THE TASK:
Reproduce the entries line for line, starting at their beginning and stopping after the line that contains "Localize each UI", with both ends included. Leave the pictures out of your answer.

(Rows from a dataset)
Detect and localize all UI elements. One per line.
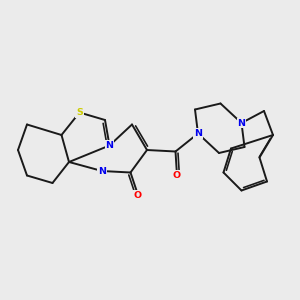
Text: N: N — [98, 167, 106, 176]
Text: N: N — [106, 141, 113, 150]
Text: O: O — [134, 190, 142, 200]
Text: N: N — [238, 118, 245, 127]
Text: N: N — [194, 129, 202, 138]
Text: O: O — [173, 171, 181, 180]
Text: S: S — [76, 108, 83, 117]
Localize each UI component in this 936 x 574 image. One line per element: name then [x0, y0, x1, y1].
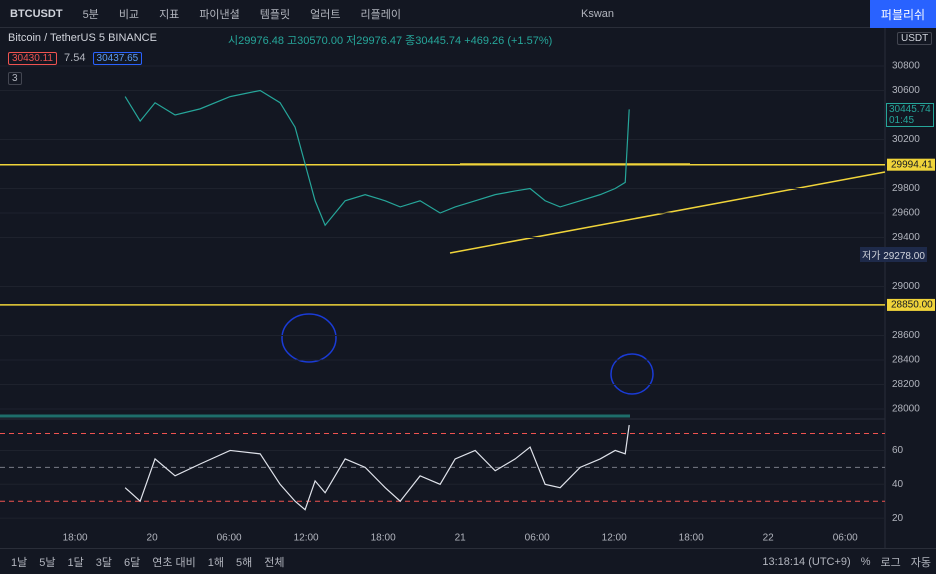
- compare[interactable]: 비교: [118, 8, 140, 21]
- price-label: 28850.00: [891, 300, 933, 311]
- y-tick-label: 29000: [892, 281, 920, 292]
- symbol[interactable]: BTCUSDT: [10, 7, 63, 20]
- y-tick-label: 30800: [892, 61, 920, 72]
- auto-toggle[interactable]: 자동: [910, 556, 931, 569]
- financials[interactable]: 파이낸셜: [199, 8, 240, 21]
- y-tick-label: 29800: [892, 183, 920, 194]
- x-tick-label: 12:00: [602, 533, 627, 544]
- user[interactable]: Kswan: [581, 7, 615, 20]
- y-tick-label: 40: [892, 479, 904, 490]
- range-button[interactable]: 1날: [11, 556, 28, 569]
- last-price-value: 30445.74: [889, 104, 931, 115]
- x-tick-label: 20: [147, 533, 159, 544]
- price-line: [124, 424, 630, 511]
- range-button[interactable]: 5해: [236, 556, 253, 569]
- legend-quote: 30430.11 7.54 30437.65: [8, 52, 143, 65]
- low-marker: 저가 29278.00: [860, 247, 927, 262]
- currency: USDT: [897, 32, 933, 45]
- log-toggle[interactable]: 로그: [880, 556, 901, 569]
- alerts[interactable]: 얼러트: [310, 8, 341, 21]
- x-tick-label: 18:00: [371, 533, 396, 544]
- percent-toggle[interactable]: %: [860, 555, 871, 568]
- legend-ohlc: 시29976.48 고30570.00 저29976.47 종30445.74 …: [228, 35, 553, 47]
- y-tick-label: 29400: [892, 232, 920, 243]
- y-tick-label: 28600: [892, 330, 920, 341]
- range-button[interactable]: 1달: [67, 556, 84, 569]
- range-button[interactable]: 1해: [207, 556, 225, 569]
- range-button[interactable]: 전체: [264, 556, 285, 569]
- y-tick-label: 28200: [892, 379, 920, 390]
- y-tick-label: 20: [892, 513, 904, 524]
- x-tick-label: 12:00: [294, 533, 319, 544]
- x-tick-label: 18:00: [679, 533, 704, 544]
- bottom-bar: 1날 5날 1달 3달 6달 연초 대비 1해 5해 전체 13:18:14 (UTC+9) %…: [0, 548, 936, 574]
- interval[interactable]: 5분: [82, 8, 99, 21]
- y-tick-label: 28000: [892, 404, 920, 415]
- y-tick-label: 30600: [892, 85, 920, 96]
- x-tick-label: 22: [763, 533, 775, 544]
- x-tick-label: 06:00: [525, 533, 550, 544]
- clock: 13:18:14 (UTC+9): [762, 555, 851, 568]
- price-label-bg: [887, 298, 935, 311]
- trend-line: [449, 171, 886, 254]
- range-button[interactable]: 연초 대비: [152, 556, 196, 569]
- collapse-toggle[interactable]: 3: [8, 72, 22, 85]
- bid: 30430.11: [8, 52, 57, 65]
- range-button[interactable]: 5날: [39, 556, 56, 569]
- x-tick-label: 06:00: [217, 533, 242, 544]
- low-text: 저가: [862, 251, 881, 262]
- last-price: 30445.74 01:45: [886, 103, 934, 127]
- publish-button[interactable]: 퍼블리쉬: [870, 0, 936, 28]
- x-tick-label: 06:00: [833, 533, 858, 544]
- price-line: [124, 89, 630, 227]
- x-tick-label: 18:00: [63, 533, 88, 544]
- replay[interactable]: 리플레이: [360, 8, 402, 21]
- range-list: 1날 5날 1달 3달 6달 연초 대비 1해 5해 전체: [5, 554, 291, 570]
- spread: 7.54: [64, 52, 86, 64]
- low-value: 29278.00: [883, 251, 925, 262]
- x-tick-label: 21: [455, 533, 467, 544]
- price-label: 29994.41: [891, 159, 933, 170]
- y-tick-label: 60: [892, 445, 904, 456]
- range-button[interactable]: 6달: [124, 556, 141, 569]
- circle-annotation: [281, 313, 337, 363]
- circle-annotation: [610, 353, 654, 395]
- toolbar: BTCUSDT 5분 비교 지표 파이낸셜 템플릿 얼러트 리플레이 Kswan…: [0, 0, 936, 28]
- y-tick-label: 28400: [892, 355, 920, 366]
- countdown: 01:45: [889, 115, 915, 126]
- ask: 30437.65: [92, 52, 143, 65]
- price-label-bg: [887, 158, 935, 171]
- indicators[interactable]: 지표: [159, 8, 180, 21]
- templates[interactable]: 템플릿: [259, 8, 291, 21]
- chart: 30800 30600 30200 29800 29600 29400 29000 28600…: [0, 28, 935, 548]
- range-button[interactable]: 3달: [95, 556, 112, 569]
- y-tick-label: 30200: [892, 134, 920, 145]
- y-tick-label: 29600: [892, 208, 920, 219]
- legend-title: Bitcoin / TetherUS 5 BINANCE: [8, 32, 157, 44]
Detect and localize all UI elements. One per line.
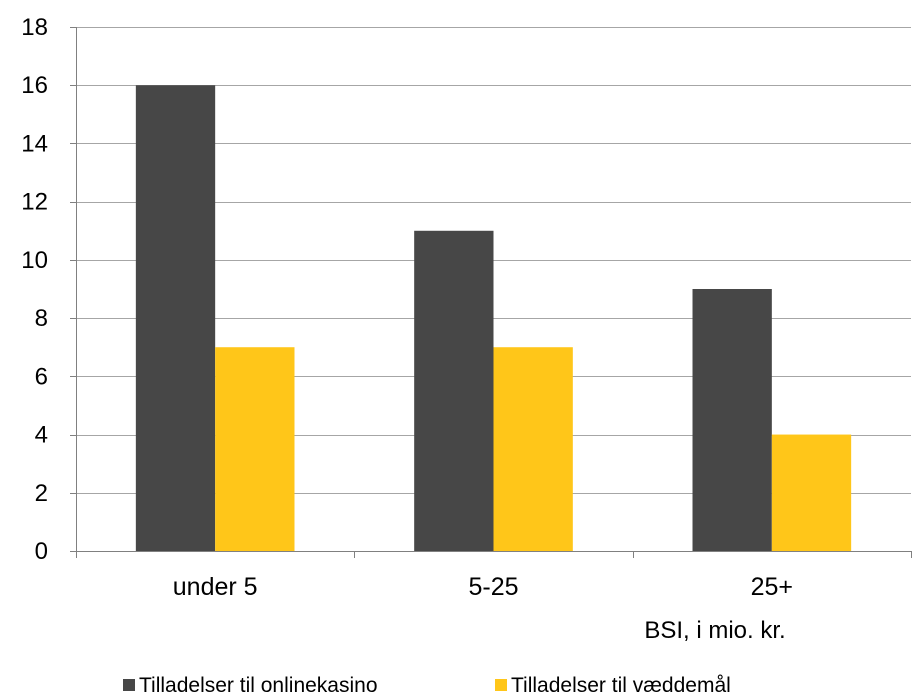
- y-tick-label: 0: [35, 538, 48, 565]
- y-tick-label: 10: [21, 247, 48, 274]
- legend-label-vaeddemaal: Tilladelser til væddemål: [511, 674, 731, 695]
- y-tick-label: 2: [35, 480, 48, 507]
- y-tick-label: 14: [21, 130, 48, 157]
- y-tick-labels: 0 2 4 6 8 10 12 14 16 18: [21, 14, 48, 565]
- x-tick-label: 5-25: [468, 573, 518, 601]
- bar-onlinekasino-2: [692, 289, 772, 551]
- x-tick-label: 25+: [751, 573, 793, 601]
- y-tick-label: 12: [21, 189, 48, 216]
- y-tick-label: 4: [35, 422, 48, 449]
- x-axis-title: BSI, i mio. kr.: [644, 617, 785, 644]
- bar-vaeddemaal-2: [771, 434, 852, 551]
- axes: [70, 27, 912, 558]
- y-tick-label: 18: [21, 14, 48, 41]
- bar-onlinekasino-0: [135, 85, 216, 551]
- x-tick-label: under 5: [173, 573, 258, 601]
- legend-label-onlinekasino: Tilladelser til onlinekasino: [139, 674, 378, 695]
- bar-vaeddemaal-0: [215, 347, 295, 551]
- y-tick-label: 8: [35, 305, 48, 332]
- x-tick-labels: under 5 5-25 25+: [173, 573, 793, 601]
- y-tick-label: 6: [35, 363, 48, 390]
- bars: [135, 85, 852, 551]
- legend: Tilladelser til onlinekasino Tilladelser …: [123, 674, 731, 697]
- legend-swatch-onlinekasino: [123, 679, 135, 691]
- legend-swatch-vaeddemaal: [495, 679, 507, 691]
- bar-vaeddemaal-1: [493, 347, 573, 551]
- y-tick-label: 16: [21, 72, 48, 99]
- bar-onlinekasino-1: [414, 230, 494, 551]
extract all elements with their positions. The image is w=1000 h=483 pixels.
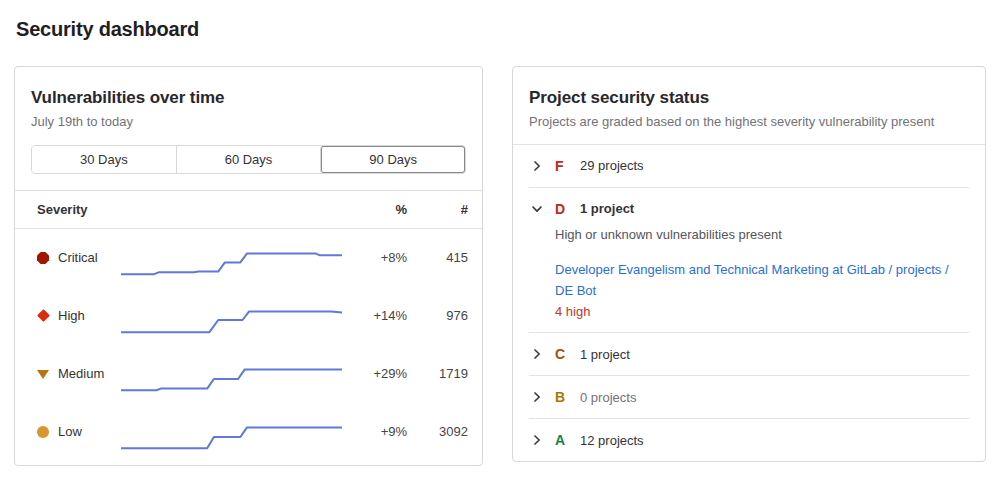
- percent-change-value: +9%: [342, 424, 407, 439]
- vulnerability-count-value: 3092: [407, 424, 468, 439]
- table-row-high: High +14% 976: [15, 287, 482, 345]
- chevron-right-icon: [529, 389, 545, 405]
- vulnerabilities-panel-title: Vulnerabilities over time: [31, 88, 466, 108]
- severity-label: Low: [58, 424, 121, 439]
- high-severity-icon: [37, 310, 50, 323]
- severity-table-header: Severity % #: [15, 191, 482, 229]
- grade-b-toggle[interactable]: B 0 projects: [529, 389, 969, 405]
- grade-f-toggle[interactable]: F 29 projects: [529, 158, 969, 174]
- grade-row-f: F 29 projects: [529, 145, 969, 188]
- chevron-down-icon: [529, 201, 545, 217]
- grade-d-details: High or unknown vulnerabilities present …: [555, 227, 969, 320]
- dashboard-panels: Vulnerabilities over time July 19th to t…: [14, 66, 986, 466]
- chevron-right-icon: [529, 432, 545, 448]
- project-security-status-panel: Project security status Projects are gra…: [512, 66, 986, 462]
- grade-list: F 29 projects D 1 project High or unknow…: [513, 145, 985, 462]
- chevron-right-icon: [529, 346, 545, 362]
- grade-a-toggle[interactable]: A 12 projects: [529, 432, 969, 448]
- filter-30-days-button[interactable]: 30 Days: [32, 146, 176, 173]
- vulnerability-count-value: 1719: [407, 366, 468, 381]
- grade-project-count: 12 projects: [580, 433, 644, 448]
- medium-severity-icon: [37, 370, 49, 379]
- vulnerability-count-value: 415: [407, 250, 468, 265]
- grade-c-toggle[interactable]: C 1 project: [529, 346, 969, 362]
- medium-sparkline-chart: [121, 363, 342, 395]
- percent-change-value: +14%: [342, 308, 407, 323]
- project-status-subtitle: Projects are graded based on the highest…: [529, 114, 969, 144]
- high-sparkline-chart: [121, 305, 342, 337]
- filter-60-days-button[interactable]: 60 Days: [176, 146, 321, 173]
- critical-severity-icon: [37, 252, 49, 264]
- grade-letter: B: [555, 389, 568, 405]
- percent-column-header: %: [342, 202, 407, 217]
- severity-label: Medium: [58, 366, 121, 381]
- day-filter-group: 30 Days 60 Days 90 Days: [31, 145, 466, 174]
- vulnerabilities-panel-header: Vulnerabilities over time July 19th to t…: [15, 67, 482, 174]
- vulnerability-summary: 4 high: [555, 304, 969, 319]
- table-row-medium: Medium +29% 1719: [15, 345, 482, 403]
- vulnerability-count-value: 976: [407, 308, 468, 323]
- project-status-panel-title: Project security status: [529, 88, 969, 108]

EXPECTED OUTPUT:
Detect and localize all UI elements. One per line.
Text: N: N — [98, 167, 106, 176]
Text: N: N — [106, 141, 113, 150]
Text: O: O — [134, 190, 142, 200]
Text: N: N — [238, 118, 245, 127]
Text: N: N — [194, 129, 202, 138]
Text: O: O — [173, 171, 181, 180]
Text: S: S — [76, 108, 83, 117]
Localize each UI component in this 936 x 574 image. One line per element: name then [x0, y0, x1, y1].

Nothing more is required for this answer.